* _Goal_: From the entries that follow, pick out all lines holding "pelanggan".

[Dataset records]
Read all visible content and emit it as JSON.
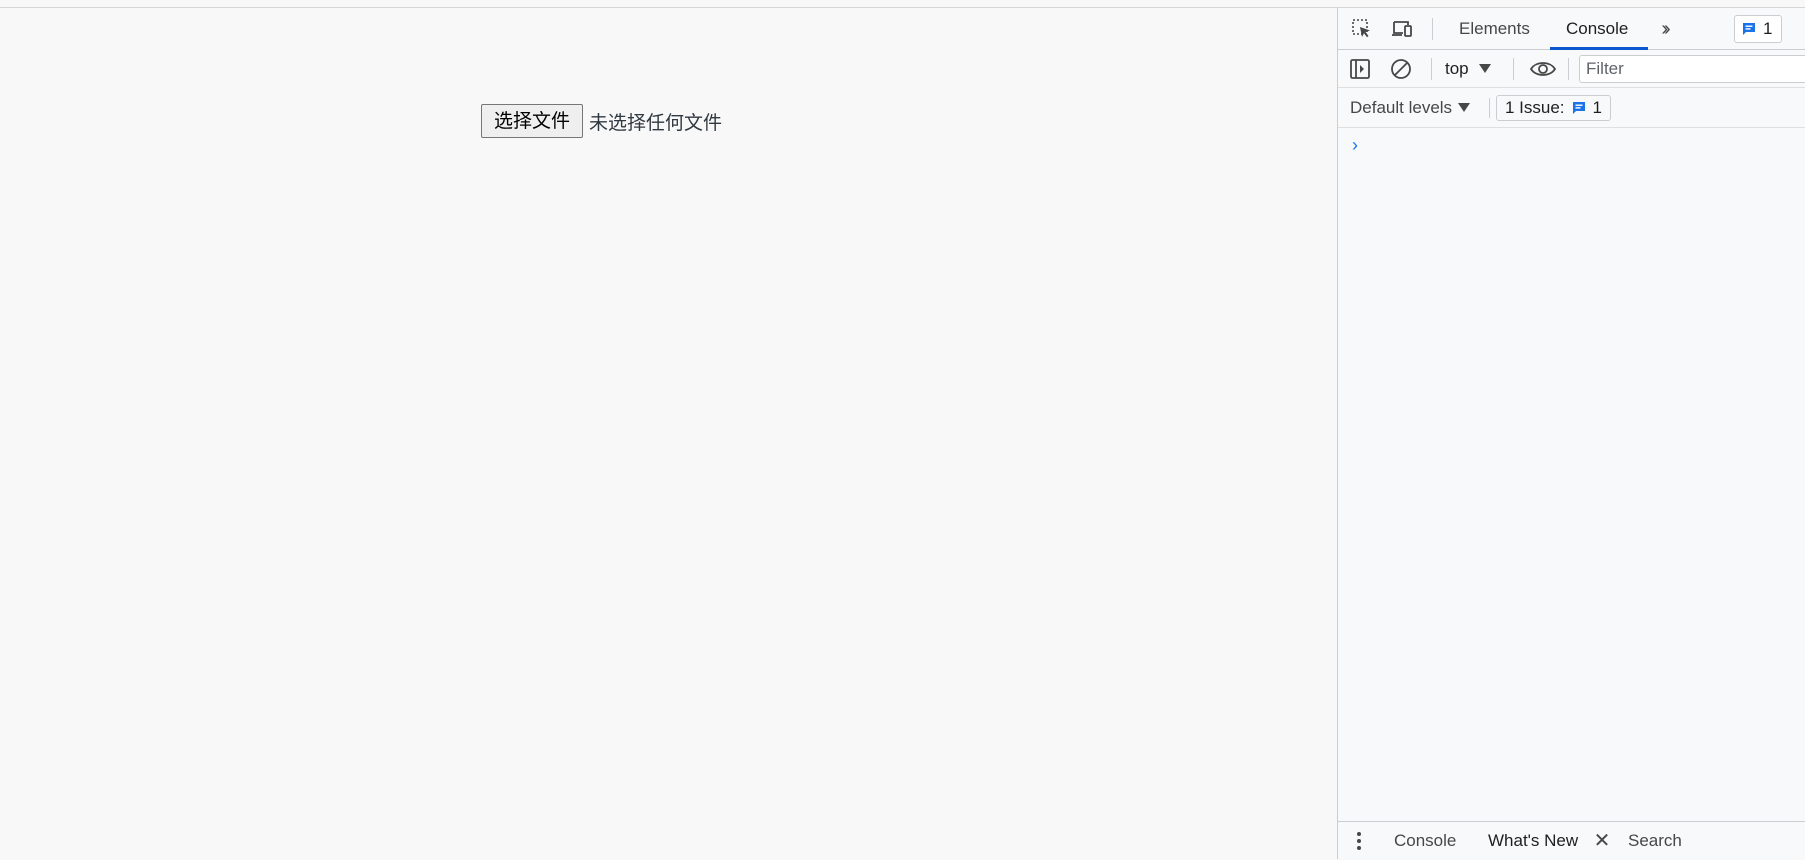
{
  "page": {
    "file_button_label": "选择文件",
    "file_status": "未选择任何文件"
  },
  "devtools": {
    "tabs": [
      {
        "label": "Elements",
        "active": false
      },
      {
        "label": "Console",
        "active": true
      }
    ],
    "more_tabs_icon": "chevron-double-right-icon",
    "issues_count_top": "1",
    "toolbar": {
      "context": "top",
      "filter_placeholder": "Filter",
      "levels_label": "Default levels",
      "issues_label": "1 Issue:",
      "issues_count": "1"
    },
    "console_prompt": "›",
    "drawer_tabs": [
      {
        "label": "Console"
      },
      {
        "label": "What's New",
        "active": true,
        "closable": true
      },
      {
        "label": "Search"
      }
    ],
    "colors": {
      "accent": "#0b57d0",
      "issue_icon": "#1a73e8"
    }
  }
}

--

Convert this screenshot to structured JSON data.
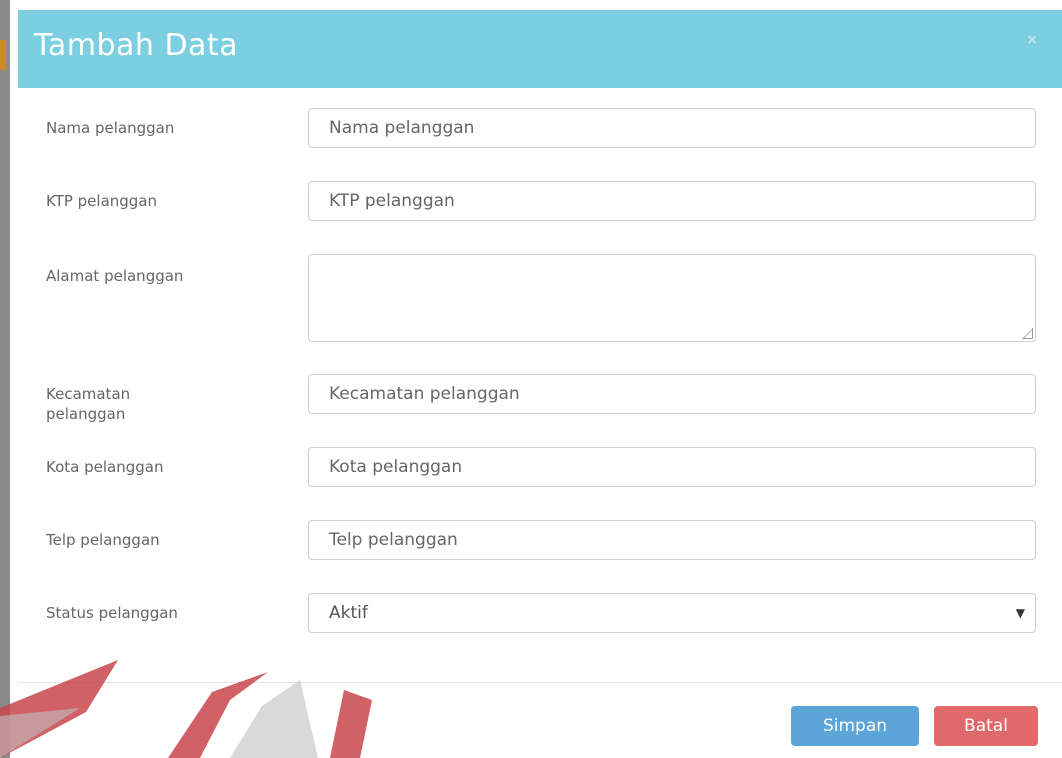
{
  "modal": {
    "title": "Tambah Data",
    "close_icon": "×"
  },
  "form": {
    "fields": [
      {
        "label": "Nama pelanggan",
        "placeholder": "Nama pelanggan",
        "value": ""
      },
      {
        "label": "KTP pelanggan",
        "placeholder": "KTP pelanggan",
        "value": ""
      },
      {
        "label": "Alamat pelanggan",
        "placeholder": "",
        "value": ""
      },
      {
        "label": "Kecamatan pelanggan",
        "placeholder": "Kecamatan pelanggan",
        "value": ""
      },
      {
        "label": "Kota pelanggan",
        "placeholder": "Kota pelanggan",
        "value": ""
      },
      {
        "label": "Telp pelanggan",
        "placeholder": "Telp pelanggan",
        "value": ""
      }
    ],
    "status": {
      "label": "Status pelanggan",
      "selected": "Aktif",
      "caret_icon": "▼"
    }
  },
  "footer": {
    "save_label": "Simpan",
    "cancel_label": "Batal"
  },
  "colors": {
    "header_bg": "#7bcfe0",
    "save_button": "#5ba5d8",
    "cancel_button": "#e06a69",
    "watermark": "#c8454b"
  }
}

* _Solved problem_:
        "label": "Nama pelanggan",
        "placeholder": "Nama pelanggan",
        "label": "KTP pelanggan",
        "placeholder": "KTP pelanggan",
        "label": "Alamat pelanggan",
        "label": "Kecamatan pelanggan",
        "placeholder": "Kecamatan pelanggan",
        "label": "Kota pelanggan",
        "placeholder": "Kota pelanggan",
        "label": "Telp pelanggan",
        "placeholder": "Telp pelanggan",
      "label": "Status pelanggan",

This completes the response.